MATERIAL TO PROCESS |
=-=-=-=-=
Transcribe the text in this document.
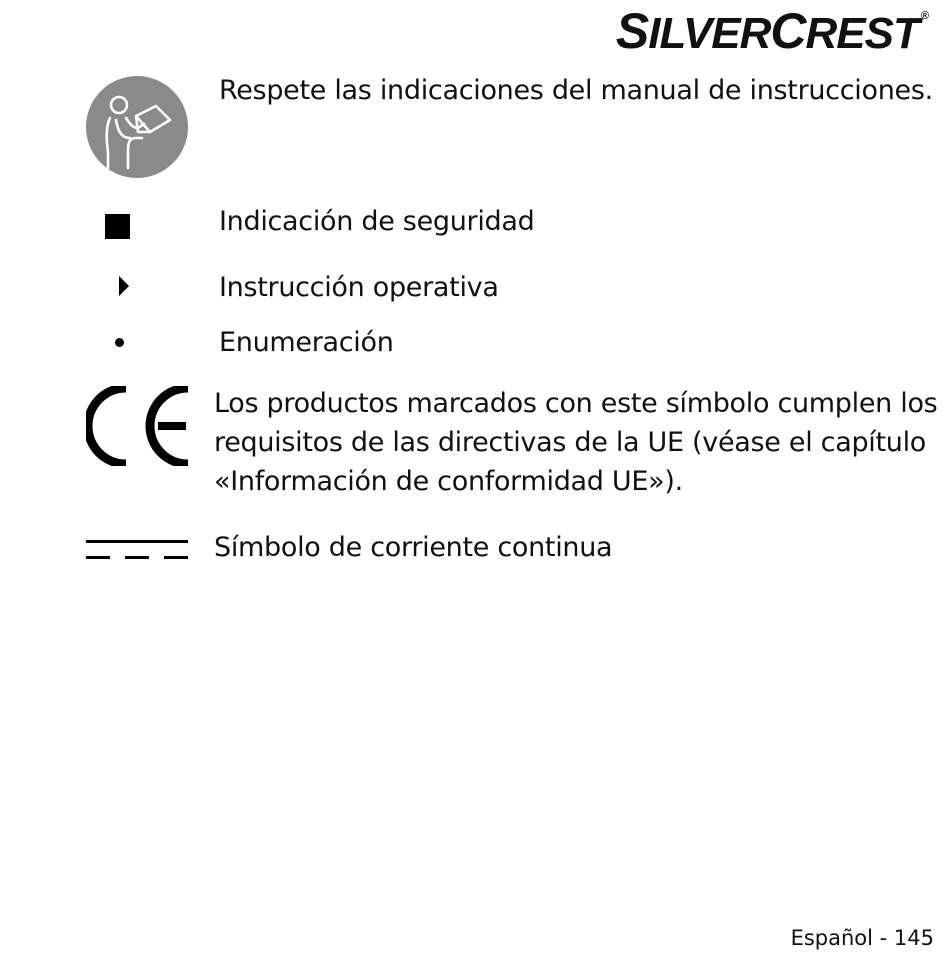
SILVERCREST ®
Respete las indicaciones del manual de instrucciones.
Indicación de seguridad
Instrucción operativa
Enumeración
Los productos marcados con este símbolo cumplen los
requisitos de las directivas de la UE (véase el capítulo
«Información de conformidad UE»).
Símbolo de corriente continua
Español - 145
=-=-=-=-=
REQUIRED WORK | Transcribe every entry above exactly. Omit all pictures.

RESPONSE TO THIS EXERCISE |
Transcribe the text in this document.
SILVERCREST ®
Respete las indicaciones del manual de instrucciones.
Indicación de seguridad
Instrucción operativa
Enumeración
Los productos marcados con este símbolo cumplen los
requisitos de las directivas de la UE (véase el capítulo
«Información de conformidad UE»).
Símbolo de corriente continua
Español - 145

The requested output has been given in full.